* **THE TASK**
From the entries below, pull out each line where "explorer" appears.

** BEGIN INFORMATION SHOWN **

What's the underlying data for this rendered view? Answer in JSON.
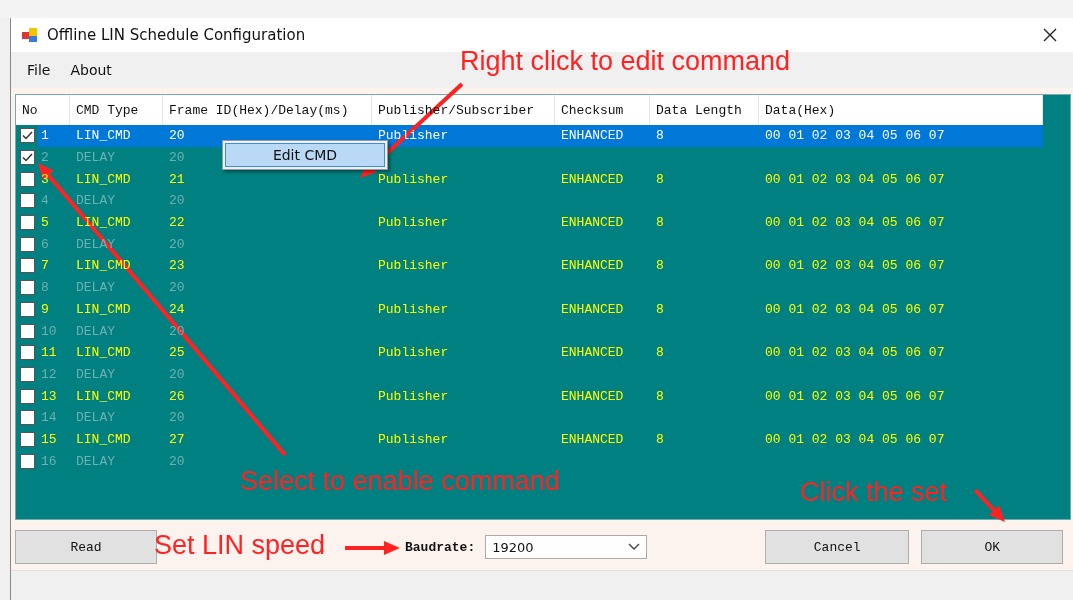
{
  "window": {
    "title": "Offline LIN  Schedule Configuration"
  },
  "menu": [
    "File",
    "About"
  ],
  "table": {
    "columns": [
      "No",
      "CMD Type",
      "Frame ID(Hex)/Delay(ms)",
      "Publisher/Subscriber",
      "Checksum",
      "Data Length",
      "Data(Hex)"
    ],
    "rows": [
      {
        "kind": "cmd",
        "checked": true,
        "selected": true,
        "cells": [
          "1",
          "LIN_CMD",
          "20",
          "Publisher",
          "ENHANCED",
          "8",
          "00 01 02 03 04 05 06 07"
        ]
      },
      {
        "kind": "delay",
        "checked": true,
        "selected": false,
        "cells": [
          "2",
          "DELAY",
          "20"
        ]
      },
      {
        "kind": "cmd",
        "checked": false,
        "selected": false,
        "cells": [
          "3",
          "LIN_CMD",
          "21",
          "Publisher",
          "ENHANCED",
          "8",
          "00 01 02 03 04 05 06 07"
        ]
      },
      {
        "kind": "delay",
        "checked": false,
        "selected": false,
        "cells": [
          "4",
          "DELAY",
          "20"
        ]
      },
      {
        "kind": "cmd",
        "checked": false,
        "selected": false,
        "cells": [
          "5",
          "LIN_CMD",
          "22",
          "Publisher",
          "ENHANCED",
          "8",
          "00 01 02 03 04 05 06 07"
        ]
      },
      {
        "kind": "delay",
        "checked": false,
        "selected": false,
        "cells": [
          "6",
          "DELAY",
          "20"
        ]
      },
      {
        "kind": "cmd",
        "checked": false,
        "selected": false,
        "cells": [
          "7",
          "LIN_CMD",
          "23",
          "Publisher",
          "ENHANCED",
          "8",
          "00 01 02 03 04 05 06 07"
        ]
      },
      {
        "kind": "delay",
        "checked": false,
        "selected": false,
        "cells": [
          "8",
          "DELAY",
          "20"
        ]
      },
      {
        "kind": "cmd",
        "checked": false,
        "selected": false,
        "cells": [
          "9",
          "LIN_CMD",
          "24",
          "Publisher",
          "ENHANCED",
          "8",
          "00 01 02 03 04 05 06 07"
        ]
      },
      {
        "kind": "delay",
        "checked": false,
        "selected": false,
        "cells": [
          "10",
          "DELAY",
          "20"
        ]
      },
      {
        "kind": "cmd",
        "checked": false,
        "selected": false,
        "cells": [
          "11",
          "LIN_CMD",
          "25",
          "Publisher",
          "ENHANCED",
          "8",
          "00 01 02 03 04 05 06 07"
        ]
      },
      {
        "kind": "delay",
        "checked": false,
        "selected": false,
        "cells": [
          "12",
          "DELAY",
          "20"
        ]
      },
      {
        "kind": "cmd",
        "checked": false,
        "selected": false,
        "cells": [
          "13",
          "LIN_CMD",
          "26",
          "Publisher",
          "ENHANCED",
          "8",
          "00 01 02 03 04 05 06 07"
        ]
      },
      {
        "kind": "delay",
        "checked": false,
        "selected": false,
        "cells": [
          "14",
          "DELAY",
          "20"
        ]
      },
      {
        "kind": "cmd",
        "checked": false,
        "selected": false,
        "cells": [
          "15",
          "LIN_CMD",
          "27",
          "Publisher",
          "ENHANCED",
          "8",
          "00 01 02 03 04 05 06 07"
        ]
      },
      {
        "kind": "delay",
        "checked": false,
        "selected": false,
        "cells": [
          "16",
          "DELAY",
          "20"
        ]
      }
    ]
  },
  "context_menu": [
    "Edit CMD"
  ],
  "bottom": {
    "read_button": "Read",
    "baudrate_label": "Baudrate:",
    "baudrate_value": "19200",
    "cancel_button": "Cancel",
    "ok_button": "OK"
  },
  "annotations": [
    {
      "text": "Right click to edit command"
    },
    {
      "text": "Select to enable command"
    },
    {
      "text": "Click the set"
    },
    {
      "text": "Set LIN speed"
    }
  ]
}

** END INFORMATION SHOWN **
** BEGIN INFORMATION SHOWN **

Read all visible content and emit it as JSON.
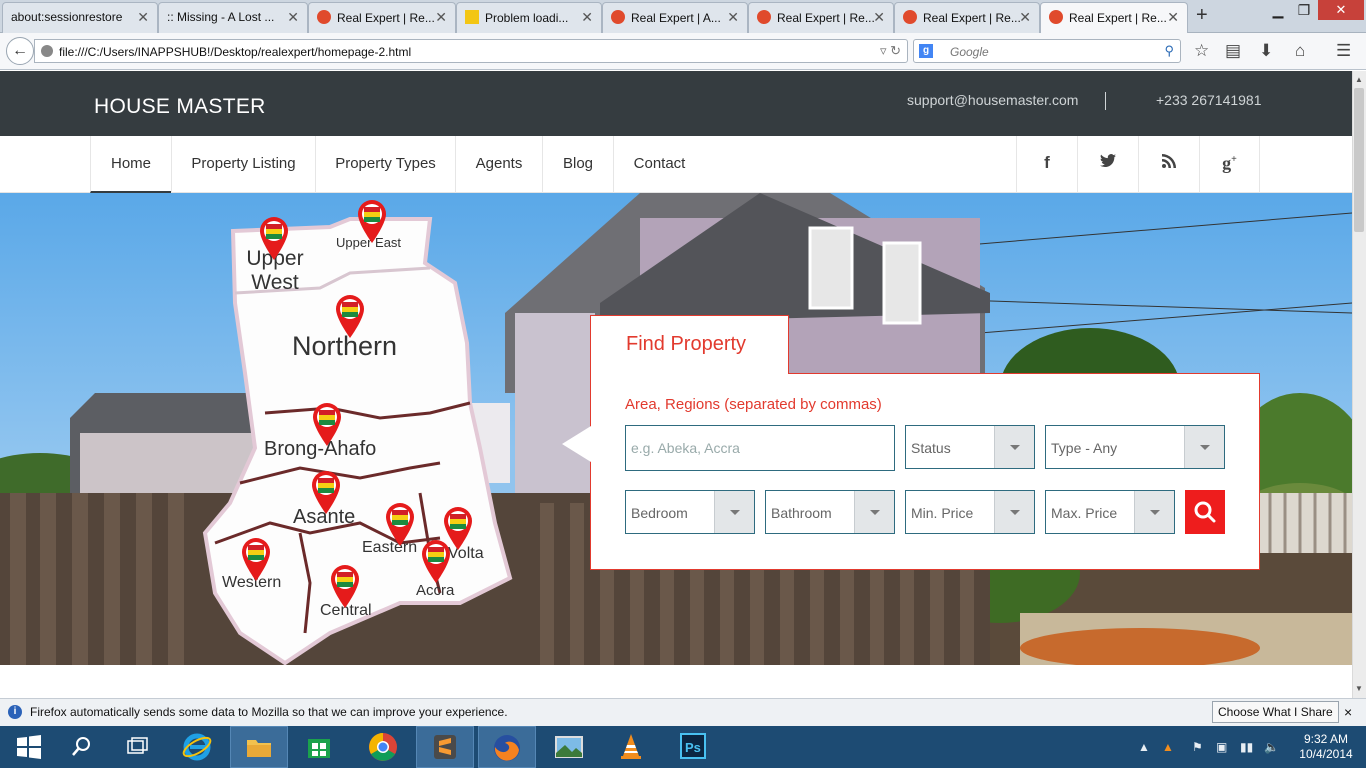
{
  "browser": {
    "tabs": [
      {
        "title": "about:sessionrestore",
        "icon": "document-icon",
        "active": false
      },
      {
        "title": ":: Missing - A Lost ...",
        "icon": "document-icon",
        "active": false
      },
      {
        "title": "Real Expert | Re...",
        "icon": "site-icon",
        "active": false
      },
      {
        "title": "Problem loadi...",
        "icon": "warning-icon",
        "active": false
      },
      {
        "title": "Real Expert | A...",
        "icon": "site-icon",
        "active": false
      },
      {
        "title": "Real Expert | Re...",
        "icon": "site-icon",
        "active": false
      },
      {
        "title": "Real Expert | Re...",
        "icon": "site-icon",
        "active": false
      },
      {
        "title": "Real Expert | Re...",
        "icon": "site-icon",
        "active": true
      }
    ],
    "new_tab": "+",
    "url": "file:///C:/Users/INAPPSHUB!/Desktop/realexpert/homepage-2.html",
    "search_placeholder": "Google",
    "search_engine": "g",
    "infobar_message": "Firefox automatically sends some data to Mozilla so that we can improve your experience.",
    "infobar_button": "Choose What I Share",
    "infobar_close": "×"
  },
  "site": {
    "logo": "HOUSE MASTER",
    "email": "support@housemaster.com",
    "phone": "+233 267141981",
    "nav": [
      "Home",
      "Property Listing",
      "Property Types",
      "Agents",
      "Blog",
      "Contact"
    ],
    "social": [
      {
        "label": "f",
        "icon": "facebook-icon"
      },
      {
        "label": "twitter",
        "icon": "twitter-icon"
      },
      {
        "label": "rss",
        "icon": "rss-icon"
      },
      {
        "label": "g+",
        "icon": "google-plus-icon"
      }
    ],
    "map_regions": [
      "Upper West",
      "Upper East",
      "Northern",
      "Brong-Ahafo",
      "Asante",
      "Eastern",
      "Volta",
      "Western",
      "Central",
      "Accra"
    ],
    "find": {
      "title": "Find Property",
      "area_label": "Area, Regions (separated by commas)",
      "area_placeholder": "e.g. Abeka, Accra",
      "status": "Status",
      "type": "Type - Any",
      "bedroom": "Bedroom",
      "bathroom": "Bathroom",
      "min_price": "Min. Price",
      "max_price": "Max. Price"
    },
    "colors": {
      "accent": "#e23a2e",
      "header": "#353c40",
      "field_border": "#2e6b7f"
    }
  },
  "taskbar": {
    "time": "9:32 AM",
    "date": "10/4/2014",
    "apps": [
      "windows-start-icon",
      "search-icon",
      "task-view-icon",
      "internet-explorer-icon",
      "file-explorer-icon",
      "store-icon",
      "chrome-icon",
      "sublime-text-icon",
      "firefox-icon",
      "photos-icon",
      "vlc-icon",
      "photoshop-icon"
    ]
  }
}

** END INFORMATION SHOWN **

* **TASK RESPONSE**
      "internet-explorer-icon",
      "file-explorer-icon",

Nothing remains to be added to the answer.